--- Begin ---

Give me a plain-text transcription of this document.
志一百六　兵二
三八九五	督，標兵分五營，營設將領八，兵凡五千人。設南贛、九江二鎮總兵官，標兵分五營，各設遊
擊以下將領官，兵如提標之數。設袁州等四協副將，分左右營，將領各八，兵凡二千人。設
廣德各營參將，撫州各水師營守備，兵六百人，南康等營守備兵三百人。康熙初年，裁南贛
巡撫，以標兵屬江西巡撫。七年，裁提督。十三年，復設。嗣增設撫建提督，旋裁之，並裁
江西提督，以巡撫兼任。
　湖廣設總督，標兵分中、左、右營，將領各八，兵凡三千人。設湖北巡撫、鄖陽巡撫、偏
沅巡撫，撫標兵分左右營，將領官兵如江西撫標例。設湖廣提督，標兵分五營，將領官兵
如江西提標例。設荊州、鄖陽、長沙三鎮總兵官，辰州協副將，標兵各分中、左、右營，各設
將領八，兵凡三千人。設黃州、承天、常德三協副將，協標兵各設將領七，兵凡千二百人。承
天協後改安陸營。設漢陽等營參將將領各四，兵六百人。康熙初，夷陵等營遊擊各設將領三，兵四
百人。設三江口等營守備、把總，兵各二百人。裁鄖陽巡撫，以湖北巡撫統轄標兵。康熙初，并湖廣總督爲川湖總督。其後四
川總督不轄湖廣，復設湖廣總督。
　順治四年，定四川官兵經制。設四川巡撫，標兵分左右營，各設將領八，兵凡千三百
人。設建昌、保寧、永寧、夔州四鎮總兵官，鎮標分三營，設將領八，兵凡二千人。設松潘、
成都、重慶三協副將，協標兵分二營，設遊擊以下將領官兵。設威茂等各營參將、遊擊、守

--- End ---

What is expected: The data above must be returned in full, exactly as written.

Answer to the task:
Give me a plain-text transcription of this document.
志一百六　兵二
三八九五	督，標兵分五營，營設將領八，兵凡五千人。設南贛、九江二鎮總兵官，標兵分五營，各設遊
擊以下將領官，兵如提標之數。設袁州等四協副將，分左右營，將領各八，兵凡二千人。設
廣德各營參將，撫州各水師營守備，兵六百人，南康等營守備兵三百人。康熙初年，裁南贛
巡撫，以標兵屬江西巡撫。七年，裁提督。十三年，復設。嗣增設撫建提督，旋裁之，並裁
江西提督，以巡撫兼任。
　湖廣設總督，標兵分中、左、右營，將領各八，兵凡三千人。設湖北巡撫、鄖陽巡撫、偏
沅巡撫，撫標兵分左右營，將領官兵如江西撫標例。設湖廣提督，標兵分五營，將領官兵
如江西提標例。設荊州、鄖陽、長沙三鎮總兵官，辰州協副將，標兵各分中、左、右營，各設
將領八，兵凡三千人。設黃州、承天、常德三協副將，協標兵各設將領七，兵凡千二百人。承
天協後改安陸營。設漢陽等營參將將領各四，兵六百人。康熙初，夷陵等營遊擊各設將領三，兵四
百人。設三江口等營守備、把總，兵各二百人。裁鄖陽巡撫，以湖北巡撫統轄標兵。康熙初，并湖廣總督爲川湖總督。其後四
川總督不轄湖廣，復設湖廣總督。
　順治四年，定四川官兵經制。設四川巡撫，標兵分左右營，各設將領八，兵凡千三百
人。設建昌、保寧、永寧、夔州四鎮總兵官，鎮標分三營，設將領八，兵凡二千人。設松潘、
成都、重慶三協副將，協標兵分二營，設遊擊以下將領官兵。設威茂等各營參將、遊擊、守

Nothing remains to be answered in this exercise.